╔══
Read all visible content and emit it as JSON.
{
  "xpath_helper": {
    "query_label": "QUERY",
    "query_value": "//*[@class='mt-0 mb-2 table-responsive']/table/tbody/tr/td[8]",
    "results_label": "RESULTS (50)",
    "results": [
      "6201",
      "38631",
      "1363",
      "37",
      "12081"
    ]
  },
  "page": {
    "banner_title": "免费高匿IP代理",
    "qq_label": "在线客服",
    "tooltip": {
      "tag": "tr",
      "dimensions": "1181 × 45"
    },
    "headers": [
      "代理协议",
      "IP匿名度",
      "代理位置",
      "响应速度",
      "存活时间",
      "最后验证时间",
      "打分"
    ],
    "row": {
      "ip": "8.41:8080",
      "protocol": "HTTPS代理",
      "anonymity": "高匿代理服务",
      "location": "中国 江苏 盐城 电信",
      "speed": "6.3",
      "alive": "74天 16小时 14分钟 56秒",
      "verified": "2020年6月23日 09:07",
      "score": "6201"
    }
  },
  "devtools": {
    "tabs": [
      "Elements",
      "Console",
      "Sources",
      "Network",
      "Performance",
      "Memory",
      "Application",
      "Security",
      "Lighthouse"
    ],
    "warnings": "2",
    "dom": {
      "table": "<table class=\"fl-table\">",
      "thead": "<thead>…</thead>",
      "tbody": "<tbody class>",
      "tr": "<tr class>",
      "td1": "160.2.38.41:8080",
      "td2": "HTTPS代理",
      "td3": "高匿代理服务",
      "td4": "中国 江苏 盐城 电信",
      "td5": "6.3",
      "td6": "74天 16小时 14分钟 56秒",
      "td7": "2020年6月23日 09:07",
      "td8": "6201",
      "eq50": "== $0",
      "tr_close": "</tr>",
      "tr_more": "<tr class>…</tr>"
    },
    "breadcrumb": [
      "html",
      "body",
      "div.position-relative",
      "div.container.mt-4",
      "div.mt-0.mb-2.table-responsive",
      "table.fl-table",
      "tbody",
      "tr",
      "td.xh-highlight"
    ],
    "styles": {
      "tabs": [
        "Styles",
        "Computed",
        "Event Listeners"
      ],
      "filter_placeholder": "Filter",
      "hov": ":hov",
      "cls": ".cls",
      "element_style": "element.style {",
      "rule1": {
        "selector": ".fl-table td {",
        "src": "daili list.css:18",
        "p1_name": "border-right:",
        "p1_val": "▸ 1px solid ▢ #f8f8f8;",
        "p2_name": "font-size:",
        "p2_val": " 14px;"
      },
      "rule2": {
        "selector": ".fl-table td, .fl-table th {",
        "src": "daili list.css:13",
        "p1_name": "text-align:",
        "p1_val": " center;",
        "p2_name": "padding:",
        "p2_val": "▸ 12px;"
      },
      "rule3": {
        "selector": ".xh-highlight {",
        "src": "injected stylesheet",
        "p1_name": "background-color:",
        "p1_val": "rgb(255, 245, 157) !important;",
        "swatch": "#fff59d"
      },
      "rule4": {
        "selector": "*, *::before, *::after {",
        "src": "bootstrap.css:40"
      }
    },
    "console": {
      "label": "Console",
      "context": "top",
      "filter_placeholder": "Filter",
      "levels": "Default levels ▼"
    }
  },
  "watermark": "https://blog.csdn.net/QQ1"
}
╚══
• **WHAT IS NEEDED**
Search the preceding listing for "table" and extract every line where it is found.

• **RESPONSE TO THE TASK**
    "query_value": "//*[@class='mt-0 mb-2 table-responsive']/table/tbody/tr/td[8]",
      "table": "<table class=\"fl-table\">",
      "div.mt-0.mb-2.table-responsive",
      "table.fl-table",
        "selector": ".fl-table td {",
        "selector": ".fl-table td, .fl-table th {",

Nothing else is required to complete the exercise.